[Extracts from a graphics dataset]

* * * * * * *

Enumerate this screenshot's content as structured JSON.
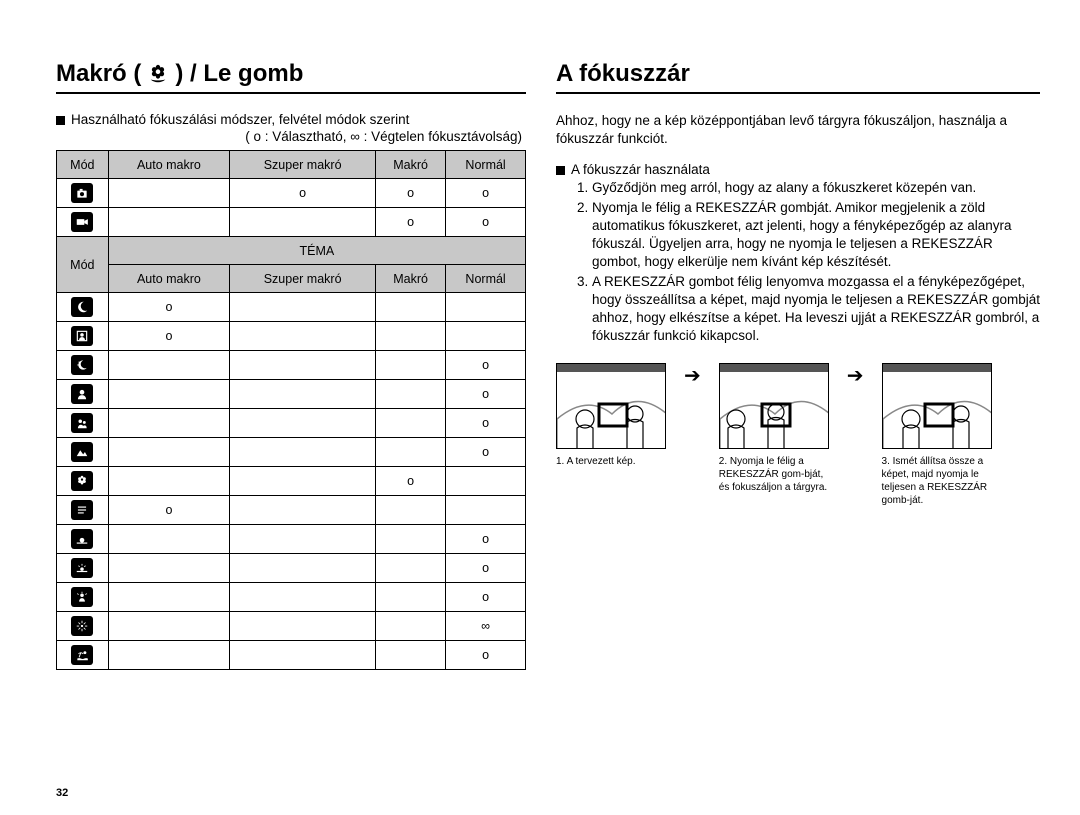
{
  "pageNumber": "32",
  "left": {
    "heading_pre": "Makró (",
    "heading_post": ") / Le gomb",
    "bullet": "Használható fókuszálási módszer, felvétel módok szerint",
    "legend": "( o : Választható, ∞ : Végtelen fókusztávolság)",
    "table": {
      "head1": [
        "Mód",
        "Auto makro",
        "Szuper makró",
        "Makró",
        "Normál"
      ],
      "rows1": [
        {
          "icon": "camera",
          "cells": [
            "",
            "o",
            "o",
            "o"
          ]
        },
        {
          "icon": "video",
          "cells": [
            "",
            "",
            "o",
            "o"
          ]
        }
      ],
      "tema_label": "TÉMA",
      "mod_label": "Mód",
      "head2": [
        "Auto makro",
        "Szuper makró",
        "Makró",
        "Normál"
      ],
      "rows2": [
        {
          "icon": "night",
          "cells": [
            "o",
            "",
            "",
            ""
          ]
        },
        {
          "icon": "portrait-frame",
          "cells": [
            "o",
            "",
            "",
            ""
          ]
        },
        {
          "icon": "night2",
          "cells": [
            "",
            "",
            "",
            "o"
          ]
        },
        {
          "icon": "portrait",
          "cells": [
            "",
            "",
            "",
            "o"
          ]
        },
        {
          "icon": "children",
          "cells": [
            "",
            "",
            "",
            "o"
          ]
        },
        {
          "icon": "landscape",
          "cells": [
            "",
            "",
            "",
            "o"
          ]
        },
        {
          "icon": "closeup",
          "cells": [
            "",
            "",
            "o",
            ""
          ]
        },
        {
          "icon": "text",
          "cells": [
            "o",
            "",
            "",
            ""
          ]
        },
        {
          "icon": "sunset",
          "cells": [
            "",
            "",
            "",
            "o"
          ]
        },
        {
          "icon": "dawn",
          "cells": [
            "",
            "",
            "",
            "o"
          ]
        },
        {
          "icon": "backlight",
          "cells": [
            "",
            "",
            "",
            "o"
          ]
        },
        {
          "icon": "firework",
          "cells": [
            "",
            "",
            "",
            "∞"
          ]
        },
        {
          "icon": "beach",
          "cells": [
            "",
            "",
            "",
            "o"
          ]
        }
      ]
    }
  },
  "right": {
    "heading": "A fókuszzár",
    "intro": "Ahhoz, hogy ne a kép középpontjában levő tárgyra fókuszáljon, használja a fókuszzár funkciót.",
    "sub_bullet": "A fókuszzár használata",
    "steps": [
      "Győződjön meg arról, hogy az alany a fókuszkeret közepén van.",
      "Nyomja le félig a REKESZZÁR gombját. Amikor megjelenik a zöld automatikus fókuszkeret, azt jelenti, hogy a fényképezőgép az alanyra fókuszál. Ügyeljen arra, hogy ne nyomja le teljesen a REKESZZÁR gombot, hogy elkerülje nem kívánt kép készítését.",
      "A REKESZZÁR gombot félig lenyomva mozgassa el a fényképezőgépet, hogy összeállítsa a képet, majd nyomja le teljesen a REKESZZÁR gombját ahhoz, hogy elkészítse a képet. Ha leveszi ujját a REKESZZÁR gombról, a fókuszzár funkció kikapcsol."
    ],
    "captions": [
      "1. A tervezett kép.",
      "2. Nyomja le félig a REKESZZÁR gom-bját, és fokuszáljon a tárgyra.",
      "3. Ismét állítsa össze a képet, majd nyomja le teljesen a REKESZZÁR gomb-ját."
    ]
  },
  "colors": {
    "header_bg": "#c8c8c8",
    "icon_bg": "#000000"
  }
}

* * * * * * *

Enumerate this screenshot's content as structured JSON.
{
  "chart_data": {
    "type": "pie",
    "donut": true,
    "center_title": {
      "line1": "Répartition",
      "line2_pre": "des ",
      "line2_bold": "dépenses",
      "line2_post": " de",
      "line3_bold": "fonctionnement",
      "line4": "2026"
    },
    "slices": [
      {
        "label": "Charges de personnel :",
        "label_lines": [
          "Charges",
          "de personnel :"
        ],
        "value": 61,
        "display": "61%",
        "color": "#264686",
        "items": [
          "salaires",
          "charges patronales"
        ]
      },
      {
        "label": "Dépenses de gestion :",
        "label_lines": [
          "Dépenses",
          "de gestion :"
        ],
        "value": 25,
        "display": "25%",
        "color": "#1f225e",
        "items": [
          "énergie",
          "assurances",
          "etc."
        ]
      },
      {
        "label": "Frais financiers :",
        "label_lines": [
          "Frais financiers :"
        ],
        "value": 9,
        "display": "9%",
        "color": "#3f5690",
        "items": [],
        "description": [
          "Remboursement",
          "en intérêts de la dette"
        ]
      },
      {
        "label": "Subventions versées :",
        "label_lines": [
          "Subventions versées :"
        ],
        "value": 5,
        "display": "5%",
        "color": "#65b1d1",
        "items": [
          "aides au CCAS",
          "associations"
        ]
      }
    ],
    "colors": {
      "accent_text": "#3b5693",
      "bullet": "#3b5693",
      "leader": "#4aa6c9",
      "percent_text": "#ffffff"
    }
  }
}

* * * * * * *

## Problem description:
Collect the lines of the data that carry the word "fókuszzár".

## The solution:
    "heading": "A fókuszzár",
    "intro": "Ahhoz, hogy ne a kép középpontjában levő tárgyra fókuszáljon, használja a fókuszzár funkciót.",
    "sub_bullet": "A fókuszzár használata",
      "A REKESZZÁR gombot félig lenyomva mozgassa el a fényképezőgépet, hogy összeállítsa a képet, majd nyomja le teljesen a REKESZZÁR gombját ahhoz, hogy elkészítse a képet. Ha leveszi ujját a REKESZZÁR gombról, a fókuszzár funkció kikapcsol."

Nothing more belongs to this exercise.